**PROMPT:**
Your job is to restate each entry word for word.

BEGIN MATERIAL PROVIDED

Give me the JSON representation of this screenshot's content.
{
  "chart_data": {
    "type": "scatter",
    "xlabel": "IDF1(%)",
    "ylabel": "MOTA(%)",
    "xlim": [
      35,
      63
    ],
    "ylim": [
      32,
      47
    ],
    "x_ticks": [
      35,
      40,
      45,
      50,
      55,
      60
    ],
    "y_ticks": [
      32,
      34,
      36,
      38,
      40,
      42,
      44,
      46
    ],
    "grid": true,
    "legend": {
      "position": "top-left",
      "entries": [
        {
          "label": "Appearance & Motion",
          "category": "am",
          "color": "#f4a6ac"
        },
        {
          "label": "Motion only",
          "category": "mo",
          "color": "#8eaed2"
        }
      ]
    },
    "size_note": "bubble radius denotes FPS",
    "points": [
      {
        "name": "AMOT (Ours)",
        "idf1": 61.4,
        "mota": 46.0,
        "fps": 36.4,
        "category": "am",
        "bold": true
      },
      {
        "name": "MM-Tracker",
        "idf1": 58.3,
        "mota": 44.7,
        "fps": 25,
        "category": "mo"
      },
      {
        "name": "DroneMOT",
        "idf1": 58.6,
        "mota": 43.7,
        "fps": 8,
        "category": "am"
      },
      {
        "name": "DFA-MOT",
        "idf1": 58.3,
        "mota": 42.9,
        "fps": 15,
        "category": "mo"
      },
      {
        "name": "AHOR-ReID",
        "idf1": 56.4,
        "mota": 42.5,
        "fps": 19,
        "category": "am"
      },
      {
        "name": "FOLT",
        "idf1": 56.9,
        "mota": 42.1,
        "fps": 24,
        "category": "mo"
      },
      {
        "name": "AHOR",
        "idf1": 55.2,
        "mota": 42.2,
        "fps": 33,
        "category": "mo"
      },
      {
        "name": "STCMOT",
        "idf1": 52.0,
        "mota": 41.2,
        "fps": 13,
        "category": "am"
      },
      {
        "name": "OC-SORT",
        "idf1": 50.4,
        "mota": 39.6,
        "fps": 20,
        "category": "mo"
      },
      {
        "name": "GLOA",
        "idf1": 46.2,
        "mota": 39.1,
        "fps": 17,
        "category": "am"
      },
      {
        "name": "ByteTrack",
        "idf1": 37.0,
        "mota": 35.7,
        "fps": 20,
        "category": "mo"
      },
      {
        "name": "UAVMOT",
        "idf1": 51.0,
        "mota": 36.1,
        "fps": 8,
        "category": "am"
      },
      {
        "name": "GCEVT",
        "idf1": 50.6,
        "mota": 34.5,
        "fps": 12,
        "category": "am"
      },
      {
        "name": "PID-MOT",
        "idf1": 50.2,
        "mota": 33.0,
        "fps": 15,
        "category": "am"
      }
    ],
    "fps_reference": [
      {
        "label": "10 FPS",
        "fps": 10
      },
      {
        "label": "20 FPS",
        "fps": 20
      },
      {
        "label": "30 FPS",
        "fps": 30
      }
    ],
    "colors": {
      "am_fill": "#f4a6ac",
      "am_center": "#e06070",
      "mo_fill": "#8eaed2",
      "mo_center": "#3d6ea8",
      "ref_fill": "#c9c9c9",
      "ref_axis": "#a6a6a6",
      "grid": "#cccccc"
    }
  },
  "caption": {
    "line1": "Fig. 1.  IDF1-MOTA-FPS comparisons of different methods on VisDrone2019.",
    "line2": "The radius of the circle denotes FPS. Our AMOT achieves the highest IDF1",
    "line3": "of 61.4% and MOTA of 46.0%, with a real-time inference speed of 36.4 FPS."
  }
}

END MATERIAL PROVIDED

**OUTPUT FOR THIS TASK:**
Give me the JSON representation of this screenshot's content.
{
  "chart_data": {
    "type": "scatter",
    "xlabel": "IDF1(%)",
    "ylabel": "MOTA(%)",
    "xlim": [
      35,
      63
    ],
    "ylim": [
      32,
      47
    ],
    "x_ticks": [
      35,
      40,
      45,
      50,
      55,
      60
    ],
    "y_ticks": [
      32,
      34,
      36,
      38,
      40,
      42,
      44,
      46
    ],
    "grid": true,
    "legend": {
      "position": "top-left",
      "entries": [
        {
          "label": "Appearance & Motion",
          "category": "am",
          "color": "#f4a6ac"
        },
        {
          "label": "Motion only",
          "category": "mo",
          "color": "#8eaed2"
        }
      ]
    },
    "size_note": "bubble radius denotes FPS",
    "points": [
      {
        "name": "AMOT (Ours)",
        "idf1": 61.4,
        "mota": 46.0,
        "fps": 36.4,
        "category": "am",
        "bold": true
      },
      {
        "name": "MM-Tracker",
        "idf1": 58.3,
        "mota": 44.7,
        "fps": 25,
        "category": "mo"
      },
      {
        "name": "DroneMOT",
        "idf1": 58.6,
        "mota": 43.7,
        "fps": 8,
        "category": "am"
      },
      {
        "name": "DFA-MOT",
        "idf1": 58.3,
        "mota": 42.9,
        "fps": 15,
        "category": "mo"
      },
      {
        "name": "AHOR-ReID",
        "idf1": 56.4,
        "mota": 42.5,
        "fps": 19,
        "category": "am"
      },
      {
        "name": "FOLT",
        "idf1": 56.9,
        "mota": 42.1,
        "fps": 24,
        "category": "mo"
      },
      {
        "name": "AHOR",
        "idf1": 55.2,
        "mota": 42.2,
        "fps": 33,
        "category": "mo"
      },
      {
        "name": "STCMOT",
        "idf1": 52.0,
        "mota": 41.2,
        "fps": 13,
        "category": "am"
      },
      {
        "name": "OC-SORT",
        "idf1": 50.4,
        "mota": 39.6,
        "fps": 20,
        "category": "mo"
      },
      {
        "name": "GLOA",
        "idf1": 46.2,
        "mota": 39.1,
        "fps": 17,
        "category": "am"
      },
      {
        "name": "ByteTrack",
        "idf1": 37.0,
        "mota": 35.7,
        "fps": 20,
        "category": "mo"
      },
      {
        "name": "UAVMOT",
        "idf1": 51.0,
        "mota": 36.1,
        "fps": 8,
        "category": "am"
      },
      {
        "name": "GCEVT",
        "idf1": 50.6,
        "mota": 34.5,
        "fps": 12,
        "category": "am"
      },
      {
        "name": "PID-MOT",
        "idf1": 50.2,
        "mota": 33.0,
        "fps": 15,
        "category": "am"
      }
    ],
    "fps_reference": [
      {
        "label": "10 FPS",
        "fps": 10
      },
      {
        "label": "20 FPS",
        "fps": 20
      },
      {
        "label": "30 FPS",
        "fps": 30
      }
    ],
    "colors": {
      "am_fill": "#f4a6ac",
      "am_center": "#e06070",
      "mo_fill": "#8eaed2",
      "mo_center": "#3d6ea8",
      "ref_fill": "#c9c9c9",
      "ref_axis": "#a6a6a6",
      "grid": "#cccccc"
    }
  },
  "caption": {
    "line1": "Fig. 1.  IDF1-MOTA-FPS comparisons of different methods on VisDrone2019.",
    "line2": "The radius of the circle denotes FPS. Our AMOT achieves the highest IDF1",
    "line3": "of 61.4% and MOTA of 46.0%, with a real-time inference speed of 36.4 FPS."
  }
}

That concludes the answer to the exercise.